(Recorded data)
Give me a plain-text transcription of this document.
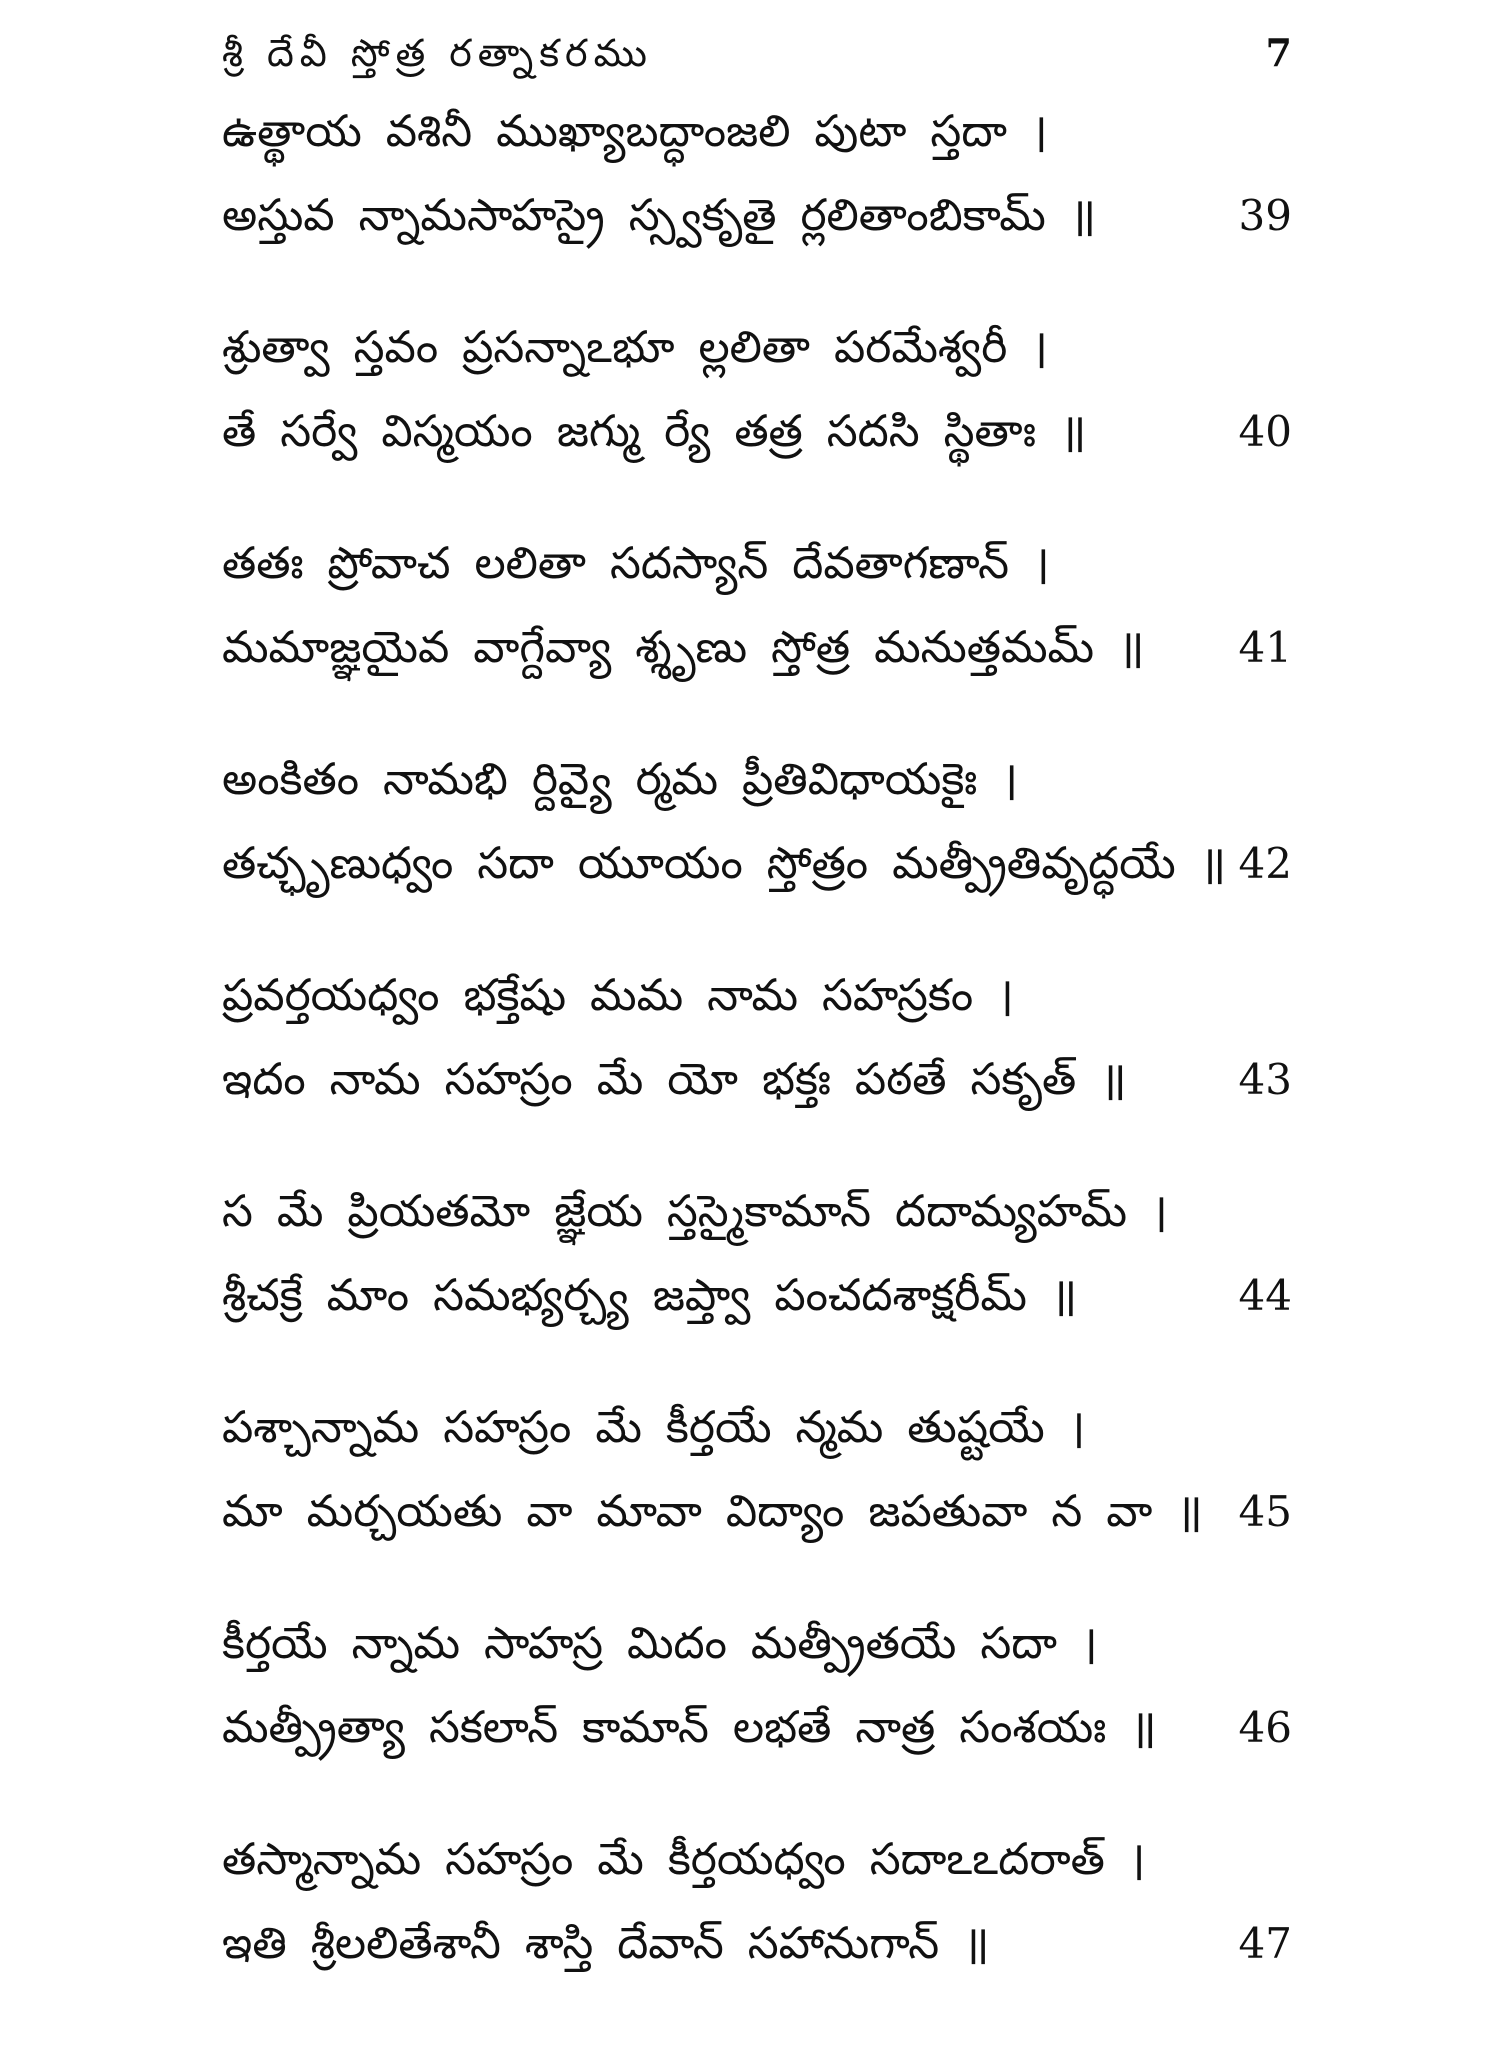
శ్రీ దేవీ స్తోత్ర రత్నాకరము	7
ఉత్థాయ వశినీ ముఖ్యాబద్ధాంజలి పుటా స్తదా ।
అస్తువ న్నామసాహస్రై స్స్వకృతై ర్లలితాంబికామ్ ॥	39
శ్రుత్వా స్తవం ప్రసన్నాఽభూ ల్లలితా పరమేశ్వరీ ।
తే సర్వే విస్మయం జగ్ము ర్యే తత్ర సదసి స్థితాః ॥	40
తతః ప్రోవాచ లలితా సదస్యాన్ దేవతాగణాన్ ।
మమాజ్ఞయైవ వాగ్దేవ్యా శ్శృణు స్తోత్ర మనుత్తమమ్ ॥ 41
అంకితం నామభి ర్దివ్యై ర్మమ ప్రీతివిధాయకైః ।
తచ్ఛృణుధ్వం సదా యూయం స్తోత్రం మత్ప్రీతివృద్ధయే ॥ 42
ప్రవర్తయధ్వం భక్తేషు మమ నామ సహస్రకం ।
ఇదం నామ సహస్రం మే యో భక్తః పఠతే సకృత్ ॥	43
స మే ప్రియతమో జ్ఞేయ స్తస్మైకామాన్ దదామ్యహమ్ ।
శ్రీచక్రే మాం సమభ్యర్చ్య జప్త్వా పంచదశాక్షరీమ్ ॥	44
పశ్చాన్నామ సహస్రం మే కీర్తయే న్మమ తుష్టయే ।
మా మర్చయతు వా మావా విద్యాం జపతువా న వా ॥ 45
కీర్తయే న్నామ సాహస్ర మిదం మత్ప్రీతయే సదా ।
మత్ప్రీత్యా సకలాన్ కామాన్ లభతే నాత్ర సంశయః ॥ 46
తస్మాన్నామ సహస్రం మే కీర్తయధ్వం సదాఽఽదరాత్ ।
ఇతి శ్రీలలితేశానీ శాస్తి దేవాన్ సహానుగాన్ ॥	47
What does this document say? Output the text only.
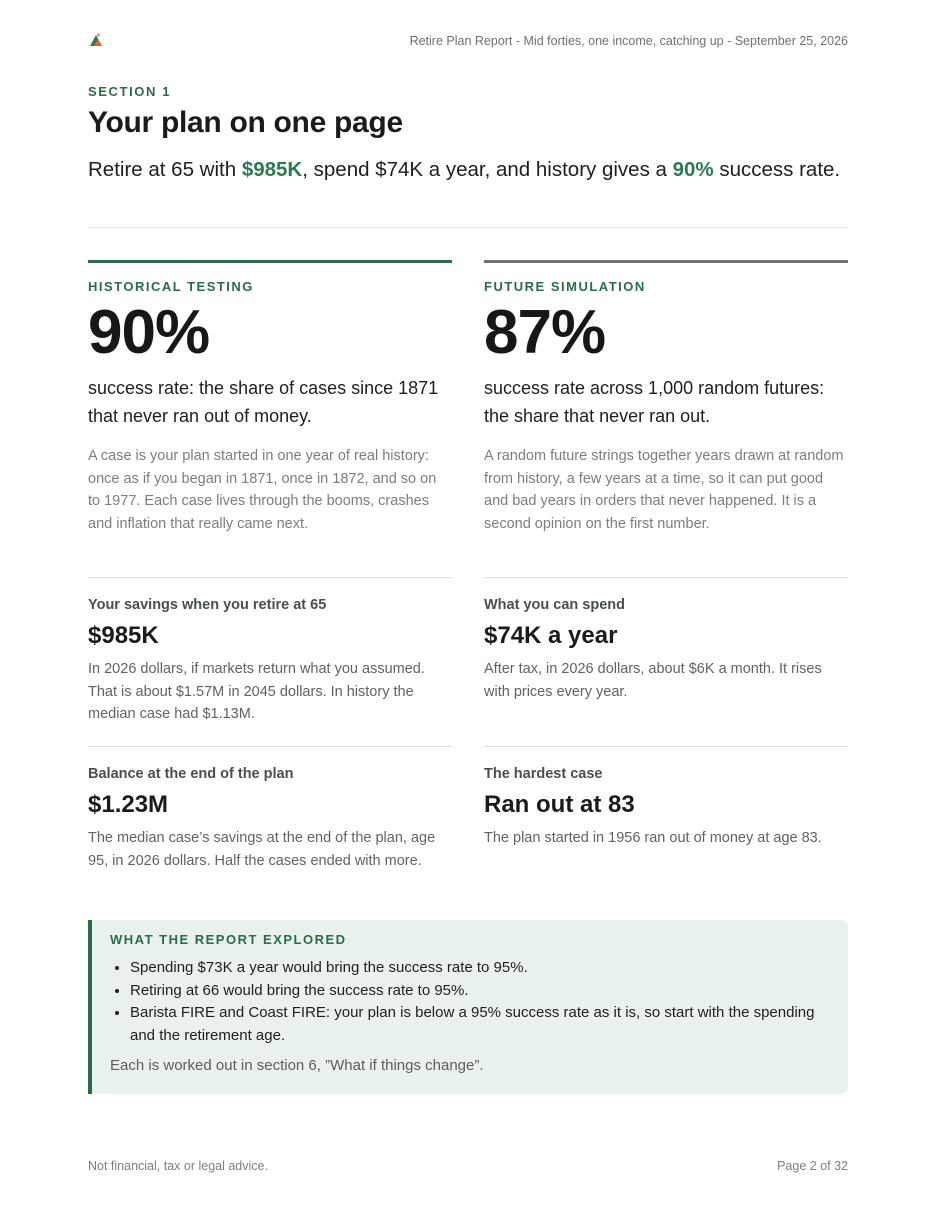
Retire Plan Report - Mid forties, one income, catching up - September 25, 2026
SECTION 1
Your plan on one page
Retire at 65 with $985K, spend $74K a year, and history gives a 90% success rate.
HISTORICAL TESTING
90%
success rate: the share of cases since 1871 that never ran out of money.
A case is your plan started in one year of real history: once as if you began in 1871, once in 1872, and so on to 1977. Each case lives through the booms, crashes and inflation that really came next.
FUTURE SIMULATION
87%
success rate across 1,000 random futures: the share that never ran out.
A random future strings together years drawn at random from history, a few years at a time, so it can put good and bad years in orders that never happened. It is a second opinion on the first number.
Your savings when you retire at 65
$985K
In 2026 dollars, if markets return what you assumed. That is about $1.57M in 2045 dollars. In history the median case had $1.13M.
What you can spend
$74K a year
After tax, in 2026 dollars, about $6K a month. It rises with prices every year.
Balance at the end of the plan
$1.23M
The median case’s savings at the end of the plan, age 95, in 2026 dollars. Half the cases ended with more.
The hardest case
Ran out at 83
The plan started in 1956 ran out of money at age 83.
WHAT THE REPORT EXPLORED
• Spending $73K a year would bring the success rate to 95%.
• Retiring at 66 would bring the success rate to 95%.
• Barista FIRE and Coast FIRE: your plan is below a 95% success rate as it is, so start with the spending and the retirement age.
Each is worked out in section 6, ”What if things change”.
Not financial, tax or legal advice.	Page 2 of 32
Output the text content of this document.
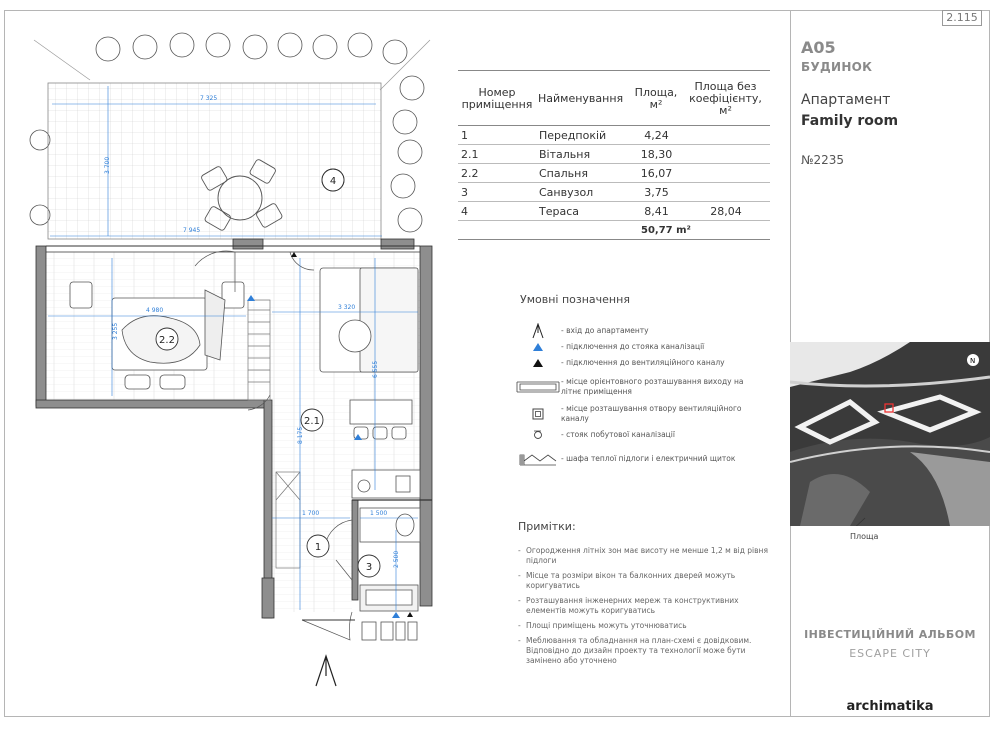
2.115
7 325
3 700
7 945
4 980
3 255
3 320
6 555
8 175
1 700	1 500
2 500
4
2.2
2.1
1
3
Номер приміщення	Найменування	Площа, м²	Площа без коефіцієнту, м²
1	Передпокій	4,24	
2.1	Вітальня	18,30	
2.2	Спальня	16,07	
3	Санвузол	3,75	
4	Тераса	8,41	28,04
		50,77 m²	
Умовні позначення
- вхід до апартаменту
- підключення до стояка каналізації
- підключення до вентиляційного каналу
- місце орієнтовного розташування виходу на літнє приміщення
- місце розташування отвору вентиляційного каналу
- стояк побутової каналізації
- шафа теплої підлоги і електричний щиток
Примітки:
- Огородження літніх зон має висоту не менше 1,2 м від рівня підлоги
- Місце та розміри вікон та балконних дверей можуть коригуватись
- Розташування інженерних мереж та конструктивних елементів можуть коригуватись
- Площі приміщень можуть уточнюватись
- Меблювання та обладнання на план-схемі є довідковим. Відповідно до дизайн проекту та технології може бути замінено або уточнено
A05
БУДИНОК
Апартамент
Family room
№2235
N
Площа
ІНВЕСТИЦІЙНИЙ АЛЬБОМ
ESCAPE CITY
archimatika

» Task directions:
Where a line holds "bring", copy that line.

» Response to the exercise:
• Spending $73K a year would bring the success rate to 95%.
• Retiring at 66 would bring the success rate to 95%.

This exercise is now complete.